— Instruction —
Go through the listing below and gather every line with the word "icon".

— Records to process —
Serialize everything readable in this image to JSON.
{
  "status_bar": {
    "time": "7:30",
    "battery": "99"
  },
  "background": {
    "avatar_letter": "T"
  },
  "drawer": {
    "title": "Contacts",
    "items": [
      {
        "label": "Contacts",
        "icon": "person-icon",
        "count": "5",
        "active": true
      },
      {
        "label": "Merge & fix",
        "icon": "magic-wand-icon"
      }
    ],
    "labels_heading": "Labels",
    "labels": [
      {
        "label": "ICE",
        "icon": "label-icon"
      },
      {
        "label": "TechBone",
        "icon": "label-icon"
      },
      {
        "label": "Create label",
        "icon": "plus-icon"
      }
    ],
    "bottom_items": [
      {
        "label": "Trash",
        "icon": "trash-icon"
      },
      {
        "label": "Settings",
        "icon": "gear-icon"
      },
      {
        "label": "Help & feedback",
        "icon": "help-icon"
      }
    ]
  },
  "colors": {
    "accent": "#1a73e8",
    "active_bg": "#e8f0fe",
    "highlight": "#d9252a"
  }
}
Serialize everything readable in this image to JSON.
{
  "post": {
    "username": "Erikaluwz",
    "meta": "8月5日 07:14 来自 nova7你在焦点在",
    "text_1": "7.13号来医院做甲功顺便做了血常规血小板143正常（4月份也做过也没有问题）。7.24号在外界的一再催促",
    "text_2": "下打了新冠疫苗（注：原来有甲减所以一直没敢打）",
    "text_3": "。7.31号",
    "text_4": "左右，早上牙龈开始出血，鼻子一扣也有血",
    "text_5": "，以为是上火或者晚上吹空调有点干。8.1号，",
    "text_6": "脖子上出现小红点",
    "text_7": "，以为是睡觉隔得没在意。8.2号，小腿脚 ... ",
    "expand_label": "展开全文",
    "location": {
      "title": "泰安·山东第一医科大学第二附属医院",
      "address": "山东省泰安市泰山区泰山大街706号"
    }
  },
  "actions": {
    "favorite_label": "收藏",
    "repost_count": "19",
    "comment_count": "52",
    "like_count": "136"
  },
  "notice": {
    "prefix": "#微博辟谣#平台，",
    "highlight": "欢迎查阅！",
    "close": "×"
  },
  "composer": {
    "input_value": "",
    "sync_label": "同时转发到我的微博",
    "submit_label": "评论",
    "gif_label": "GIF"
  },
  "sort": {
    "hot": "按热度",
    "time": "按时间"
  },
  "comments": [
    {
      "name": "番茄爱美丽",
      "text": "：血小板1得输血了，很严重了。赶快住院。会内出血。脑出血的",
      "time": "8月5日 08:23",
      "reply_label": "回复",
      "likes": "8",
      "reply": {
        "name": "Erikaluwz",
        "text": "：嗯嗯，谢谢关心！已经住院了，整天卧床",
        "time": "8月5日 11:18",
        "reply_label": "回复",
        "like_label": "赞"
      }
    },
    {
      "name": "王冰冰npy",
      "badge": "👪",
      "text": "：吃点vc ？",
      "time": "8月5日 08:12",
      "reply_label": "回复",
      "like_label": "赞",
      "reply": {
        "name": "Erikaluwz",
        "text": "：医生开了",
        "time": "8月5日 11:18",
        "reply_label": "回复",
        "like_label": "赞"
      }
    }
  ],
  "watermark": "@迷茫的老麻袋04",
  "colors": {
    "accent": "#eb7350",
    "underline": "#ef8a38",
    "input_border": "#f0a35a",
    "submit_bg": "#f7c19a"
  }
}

— Answer to the exercise —
        "icon": "person-icon",
        "icon": "magic-wand-icon"
        "icon": "label-icon"
        "icon": "label-icon"
        "icon": "plus-icon"
        "icon": "trash-icon"
        "icon": "gear-icon"
        "icon": "help-icon"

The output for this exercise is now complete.